* Work instructions *
Extract all of the data and reproduce it precisely.

[Items from a data source]
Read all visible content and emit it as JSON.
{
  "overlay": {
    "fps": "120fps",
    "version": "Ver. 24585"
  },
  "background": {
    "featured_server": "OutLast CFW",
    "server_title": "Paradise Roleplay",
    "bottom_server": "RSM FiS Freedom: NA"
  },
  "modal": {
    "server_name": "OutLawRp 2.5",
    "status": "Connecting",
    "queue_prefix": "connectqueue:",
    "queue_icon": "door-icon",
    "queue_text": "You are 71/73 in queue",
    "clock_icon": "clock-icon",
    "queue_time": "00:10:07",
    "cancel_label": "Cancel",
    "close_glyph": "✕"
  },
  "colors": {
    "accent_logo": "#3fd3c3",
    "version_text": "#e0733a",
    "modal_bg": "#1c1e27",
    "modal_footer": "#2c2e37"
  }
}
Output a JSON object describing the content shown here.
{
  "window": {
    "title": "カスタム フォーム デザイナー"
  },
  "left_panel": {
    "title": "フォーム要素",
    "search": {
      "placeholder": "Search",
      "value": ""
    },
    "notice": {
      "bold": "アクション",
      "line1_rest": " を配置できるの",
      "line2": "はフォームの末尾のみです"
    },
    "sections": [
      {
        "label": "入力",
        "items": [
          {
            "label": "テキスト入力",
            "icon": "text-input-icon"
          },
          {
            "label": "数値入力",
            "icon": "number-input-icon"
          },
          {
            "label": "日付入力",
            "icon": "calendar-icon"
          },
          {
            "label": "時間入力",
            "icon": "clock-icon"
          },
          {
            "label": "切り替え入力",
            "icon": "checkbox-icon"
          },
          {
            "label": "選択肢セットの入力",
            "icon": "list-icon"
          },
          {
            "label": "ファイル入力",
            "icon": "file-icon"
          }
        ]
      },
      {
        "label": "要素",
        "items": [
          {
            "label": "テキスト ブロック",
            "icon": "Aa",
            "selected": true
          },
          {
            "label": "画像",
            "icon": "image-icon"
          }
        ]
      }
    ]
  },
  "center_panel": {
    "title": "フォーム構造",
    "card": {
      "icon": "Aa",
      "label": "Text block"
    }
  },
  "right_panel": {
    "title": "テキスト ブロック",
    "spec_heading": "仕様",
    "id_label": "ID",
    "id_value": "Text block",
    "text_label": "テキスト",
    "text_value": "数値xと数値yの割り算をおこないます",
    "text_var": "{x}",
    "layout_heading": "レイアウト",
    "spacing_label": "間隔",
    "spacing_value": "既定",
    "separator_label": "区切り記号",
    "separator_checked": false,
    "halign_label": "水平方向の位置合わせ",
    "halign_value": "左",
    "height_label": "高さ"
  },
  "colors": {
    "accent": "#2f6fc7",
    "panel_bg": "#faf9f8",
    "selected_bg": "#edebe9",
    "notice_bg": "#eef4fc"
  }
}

* The completed task *
Read all visible content and emit it as JSON.
{
  "overlay": {
    "fps": "120fps",
    "version": "Ver. 24585"
  },
  "background": {
    "featured_server": "OutLast CFW",
    "server_title": "Paradise Roleplay",
    "bottom_server": "RSM FiS Freedom: NA"
  },
  "modal": {
    "server_name": "OutLawRp 2.5",
    "status": "Connecting",
    "queue_prefix": "connectqueue:",
    "queue_icon": "door-icon",
    "queue_text": "You are 71/73 in queue",
    "clock_icon": "clock-icon",
    "queue_time": "00:10:07",
    "cancel_label": "Cancel",
    "close_glyph": "✕"
  },
  "colors": {
    "accent_logo": "#3fd3c3",
    "version_text": "#e0733a",
    "modal_bg": "#1c1e27",
    "modal_footer": "#2c2e37"
  }
}
Output a JSON object describing the content shown here.
{
  "window": {
    "title": "カスタム フォーム デザイナー"
  },
  "left_panel": {
    "title": "フォーム要素",
    "search": {
      "placeholder": "Search",
      "value": ""
    },
    "notice": {
      "bold": "アクション",
      "line1_rest": " を配置できるの",
      "line2": "はフォームの末尾のみです"
    },
    "sections": [
      {
        "label": "入力",
        "items": [
          {
            "label": "テキスト入力",
            "icon": "text-input-icon"
          },
          {
            "label": "数値入力",
            "icon": "number-input-icon"
          },
          {
            "label": "日付入力",
            "icon": "calendar-icon"
          },
          {
            "label": "時間入力",
            "icon": "clock-icon"
          },
          {
            "label": "切り替え入力",
            "icon": "checkbox-icon"
          },
          {
            "label": "選択肢セットの入力",
            "icon": "list-icon"
          },
          {
            "label": "ファイル入力",
            "icon": "file-icon"
          }
        ]
      },
      {
        "label": "要素",
        "items": [
          {
            "label": "テキスト ブロック",
            "icon": "Aa",
            "selected": true
          },
          {
            "label": "画像",
            "icon": "image-icon"
          }
        ]
      }
    ]
  },
  "center_panel": {
    "title": "フォーム構造",
    "card": {
      "icon": "Aa",
      "label": "Text block"
    }
  },
  "right_panel": {
    "title": "テキスト ブロック",
    "spec_heading": "仕様",
    "id_label": "ID",
    "id_value": "Text block",
    "text_label": "テキスト",
    "text_value": "数値xと数値yの割り算をおこないます",
    "text_var": "{x}",
    "layout_heading": "レイアウト",
    "spacing_label": "間隔",
    "spacing_value": "既定",
    "separator_label": "区切り記号",
    "separator_checked": false,
    "halign_label": "水平方向の位置合わせ",
    "halign_value": "左",
    "height_label": "高さ"
  },
  "colors": {
    "accent": "#2f6fc7",
    "panel_bg": "#faf9f8",
    "selected_bg": "#edebe9",
    "notice_bg": "#eef4fc"
  }
}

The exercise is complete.